─── Excerpted records
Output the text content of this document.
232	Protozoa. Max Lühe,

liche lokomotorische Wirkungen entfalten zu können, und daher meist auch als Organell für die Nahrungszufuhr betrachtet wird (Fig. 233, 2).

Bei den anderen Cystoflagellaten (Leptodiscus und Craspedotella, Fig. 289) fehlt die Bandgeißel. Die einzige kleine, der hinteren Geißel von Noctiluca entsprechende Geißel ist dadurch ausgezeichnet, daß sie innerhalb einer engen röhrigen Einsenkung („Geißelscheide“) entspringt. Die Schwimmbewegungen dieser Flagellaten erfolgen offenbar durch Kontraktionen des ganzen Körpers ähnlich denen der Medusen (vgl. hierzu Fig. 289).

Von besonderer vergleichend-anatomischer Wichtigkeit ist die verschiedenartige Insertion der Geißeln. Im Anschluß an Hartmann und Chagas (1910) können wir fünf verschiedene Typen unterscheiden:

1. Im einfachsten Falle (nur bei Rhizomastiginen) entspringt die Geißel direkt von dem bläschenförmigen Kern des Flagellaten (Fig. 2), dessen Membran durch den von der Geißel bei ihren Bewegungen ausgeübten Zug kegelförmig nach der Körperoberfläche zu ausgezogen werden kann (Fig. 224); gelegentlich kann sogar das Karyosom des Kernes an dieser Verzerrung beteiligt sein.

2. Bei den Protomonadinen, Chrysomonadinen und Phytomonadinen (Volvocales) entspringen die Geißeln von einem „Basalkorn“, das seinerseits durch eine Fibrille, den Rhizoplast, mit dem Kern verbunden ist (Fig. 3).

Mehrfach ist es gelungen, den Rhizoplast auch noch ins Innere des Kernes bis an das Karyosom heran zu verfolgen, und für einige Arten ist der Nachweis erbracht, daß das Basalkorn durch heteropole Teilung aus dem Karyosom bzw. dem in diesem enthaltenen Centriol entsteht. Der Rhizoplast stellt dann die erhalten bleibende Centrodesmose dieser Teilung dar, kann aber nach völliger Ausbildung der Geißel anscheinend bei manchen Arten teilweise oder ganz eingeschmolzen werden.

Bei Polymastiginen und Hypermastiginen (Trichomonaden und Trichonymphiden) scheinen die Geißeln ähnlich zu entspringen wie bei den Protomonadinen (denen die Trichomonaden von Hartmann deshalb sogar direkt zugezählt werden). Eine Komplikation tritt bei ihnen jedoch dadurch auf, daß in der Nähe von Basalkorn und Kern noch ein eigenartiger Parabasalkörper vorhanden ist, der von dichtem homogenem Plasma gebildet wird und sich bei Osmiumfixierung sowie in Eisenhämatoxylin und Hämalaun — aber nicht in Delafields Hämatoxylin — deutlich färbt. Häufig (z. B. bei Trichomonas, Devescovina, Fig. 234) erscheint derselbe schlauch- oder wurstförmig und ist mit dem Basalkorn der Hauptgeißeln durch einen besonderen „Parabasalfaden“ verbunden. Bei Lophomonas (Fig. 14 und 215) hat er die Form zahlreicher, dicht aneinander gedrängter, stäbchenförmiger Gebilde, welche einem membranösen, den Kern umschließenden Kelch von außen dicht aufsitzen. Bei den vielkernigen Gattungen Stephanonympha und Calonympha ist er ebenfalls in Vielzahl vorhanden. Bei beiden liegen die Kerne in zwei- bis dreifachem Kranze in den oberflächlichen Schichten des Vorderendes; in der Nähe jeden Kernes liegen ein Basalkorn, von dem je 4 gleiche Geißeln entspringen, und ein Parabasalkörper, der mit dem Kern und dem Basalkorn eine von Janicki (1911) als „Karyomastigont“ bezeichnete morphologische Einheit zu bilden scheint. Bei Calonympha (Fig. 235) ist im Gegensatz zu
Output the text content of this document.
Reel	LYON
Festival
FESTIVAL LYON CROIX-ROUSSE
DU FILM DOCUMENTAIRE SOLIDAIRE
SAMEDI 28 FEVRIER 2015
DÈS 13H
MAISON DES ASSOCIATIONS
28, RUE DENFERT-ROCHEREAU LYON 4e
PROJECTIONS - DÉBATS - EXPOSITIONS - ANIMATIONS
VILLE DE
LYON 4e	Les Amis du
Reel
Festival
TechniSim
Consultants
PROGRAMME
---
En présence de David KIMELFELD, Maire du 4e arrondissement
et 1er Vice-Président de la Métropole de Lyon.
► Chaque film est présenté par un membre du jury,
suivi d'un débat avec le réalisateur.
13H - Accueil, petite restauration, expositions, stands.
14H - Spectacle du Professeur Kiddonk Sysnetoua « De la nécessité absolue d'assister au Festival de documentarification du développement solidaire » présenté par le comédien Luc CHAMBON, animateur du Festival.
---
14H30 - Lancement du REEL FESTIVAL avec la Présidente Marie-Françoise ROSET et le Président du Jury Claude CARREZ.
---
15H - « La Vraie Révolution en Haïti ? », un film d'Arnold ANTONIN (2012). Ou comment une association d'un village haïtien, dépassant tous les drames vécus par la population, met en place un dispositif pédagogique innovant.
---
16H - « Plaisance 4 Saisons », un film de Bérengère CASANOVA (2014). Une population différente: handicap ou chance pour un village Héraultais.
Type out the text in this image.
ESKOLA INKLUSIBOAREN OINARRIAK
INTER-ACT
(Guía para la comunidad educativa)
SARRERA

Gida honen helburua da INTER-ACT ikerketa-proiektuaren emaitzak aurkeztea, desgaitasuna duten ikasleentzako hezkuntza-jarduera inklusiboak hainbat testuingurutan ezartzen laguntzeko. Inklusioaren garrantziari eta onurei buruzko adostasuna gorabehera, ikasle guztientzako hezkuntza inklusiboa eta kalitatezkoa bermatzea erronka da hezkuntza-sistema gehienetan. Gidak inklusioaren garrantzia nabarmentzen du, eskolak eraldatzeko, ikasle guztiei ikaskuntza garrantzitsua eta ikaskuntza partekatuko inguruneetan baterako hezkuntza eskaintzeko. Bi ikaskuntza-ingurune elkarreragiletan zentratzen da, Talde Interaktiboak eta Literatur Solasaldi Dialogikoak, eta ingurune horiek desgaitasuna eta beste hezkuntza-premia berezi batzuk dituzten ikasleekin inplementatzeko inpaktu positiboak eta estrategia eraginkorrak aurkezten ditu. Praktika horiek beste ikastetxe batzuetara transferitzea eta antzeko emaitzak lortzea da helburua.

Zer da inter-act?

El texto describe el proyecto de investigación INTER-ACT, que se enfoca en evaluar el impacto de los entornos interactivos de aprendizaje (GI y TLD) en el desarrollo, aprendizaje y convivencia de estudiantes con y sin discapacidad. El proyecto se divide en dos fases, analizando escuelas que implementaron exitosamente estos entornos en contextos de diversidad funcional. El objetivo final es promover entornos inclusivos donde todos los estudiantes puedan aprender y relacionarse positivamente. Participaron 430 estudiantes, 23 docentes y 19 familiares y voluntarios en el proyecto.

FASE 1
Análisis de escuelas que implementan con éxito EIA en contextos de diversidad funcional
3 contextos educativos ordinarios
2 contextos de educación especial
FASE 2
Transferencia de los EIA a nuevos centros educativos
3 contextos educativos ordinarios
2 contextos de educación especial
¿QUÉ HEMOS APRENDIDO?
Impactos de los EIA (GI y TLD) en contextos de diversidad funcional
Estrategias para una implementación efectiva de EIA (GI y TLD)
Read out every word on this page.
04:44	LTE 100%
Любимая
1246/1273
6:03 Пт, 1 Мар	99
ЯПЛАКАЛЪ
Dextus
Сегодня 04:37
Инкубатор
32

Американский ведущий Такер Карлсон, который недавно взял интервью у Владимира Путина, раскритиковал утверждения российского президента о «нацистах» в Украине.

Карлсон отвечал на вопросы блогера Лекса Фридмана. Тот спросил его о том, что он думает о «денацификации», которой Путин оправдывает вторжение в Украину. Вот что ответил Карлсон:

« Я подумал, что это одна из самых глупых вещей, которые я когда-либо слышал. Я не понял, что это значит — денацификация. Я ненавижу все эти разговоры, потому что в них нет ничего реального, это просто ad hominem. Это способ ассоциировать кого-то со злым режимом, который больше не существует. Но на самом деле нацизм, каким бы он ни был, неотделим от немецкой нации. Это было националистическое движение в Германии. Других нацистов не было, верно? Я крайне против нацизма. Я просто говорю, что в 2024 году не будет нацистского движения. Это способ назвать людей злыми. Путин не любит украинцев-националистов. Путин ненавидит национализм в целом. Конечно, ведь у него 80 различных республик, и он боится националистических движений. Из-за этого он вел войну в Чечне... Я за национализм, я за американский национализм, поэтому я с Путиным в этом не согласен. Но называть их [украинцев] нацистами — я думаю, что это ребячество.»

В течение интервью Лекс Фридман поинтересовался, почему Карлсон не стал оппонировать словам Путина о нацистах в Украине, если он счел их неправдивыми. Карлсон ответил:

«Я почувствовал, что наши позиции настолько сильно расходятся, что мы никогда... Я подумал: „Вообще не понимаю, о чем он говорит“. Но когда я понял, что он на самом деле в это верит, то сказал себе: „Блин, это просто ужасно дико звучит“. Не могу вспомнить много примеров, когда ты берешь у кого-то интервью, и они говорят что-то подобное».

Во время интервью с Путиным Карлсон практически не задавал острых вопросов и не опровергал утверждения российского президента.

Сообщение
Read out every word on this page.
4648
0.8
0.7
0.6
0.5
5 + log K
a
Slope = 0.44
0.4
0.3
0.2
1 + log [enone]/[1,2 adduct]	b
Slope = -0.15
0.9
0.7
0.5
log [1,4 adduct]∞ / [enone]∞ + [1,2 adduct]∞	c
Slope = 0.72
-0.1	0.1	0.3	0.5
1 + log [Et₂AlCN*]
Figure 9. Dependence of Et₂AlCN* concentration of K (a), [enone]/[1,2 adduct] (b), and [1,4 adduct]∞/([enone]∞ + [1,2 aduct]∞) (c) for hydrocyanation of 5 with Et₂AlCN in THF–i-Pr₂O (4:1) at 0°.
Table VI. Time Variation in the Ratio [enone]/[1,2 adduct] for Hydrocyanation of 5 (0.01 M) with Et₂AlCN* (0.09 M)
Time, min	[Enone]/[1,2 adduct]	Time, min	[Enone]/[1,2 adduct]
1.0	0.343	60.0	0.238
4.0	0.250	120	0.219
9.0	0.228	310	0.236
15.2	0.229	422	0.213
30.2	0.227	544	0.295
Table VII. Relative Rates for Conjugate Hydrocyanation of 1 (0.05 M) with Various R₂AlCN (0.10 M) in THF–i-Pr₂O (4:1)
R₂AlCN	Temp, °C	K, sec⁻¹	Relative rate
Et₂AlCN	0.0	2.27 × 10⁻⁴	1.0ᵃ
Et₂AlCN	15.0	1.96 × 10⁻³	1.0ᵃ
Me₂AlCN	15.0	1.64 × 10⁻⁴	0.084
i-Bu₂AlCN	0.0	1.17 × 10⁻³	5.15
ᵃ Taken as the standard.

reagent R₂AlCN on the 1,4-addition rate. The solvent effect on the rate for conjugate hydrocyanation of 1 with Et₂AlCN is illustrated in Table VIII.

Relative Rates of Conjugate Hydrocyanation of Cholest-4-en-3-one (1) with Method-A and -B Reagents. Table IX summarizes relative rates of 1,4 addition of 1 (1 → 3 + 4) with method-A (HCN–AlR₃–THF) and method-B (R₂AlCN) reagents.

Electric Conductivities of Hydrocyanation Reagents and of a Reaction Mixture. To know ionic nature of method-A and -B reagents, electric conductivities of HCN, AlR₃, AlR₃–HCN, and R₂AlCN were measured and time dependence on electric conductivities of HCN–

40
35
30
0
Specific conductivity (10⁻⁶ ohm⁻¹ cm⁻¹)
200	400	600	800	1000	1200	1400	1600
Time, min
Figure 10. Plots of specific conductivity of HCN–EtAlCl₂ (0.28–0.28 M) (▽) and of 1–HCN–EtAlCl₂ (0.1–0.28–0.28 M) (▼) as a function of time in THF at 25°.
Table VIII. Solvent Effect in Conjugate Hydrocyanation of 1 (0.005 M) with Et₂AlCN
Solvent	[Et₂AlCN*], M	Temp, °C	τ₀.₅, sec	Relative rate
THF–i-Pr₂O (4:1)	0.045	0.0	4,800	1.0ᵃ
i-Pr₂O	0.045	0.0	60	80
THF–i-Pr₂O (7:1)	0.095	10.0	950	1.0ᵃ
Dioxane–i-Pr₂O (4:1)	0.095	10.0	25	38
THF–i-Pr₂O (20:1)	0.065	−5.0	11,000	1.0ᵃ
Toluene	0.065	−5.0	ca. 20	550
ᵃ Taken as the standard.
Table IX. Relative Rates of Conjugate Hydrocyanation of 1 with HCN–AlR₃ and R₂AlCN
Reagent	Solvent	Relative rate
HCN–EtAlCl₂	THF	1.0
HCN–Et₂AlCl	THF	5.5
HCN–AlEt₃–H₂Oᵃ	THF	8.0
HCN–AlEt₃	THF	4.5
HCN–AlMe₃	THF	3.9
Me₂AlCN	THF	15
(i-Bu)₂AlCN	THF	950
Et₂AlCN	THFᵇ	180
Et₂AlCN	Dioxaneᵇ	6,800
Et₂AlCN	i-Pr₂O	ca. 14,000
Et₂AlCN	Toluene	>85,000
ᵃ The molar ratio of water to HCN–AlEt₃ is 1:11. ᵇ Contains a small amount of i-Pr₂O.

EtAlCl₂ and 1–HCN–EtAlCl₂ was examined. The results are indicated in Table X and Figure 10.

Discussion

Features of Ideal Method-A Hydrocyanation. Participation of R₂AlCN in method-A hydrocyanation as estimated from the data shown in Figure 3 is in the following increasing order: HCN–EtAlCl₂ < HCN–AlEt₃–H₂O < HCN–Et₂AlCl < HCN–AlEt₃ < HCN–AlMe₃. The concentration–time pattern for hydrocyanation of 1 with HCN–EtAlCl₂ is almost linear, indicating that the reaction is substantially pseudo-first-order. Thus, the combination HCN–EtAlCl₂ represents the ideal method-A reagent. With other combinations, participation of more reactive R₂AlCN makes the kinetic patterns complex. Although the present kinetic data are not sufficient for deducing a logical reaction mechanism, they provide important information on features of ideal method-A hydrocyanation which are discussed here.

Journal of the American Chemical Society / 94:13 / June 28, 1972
──────
What you should do:
How many lines in the records above contain the word "президента"? Reply with the number and nothing more.

Task answer:
2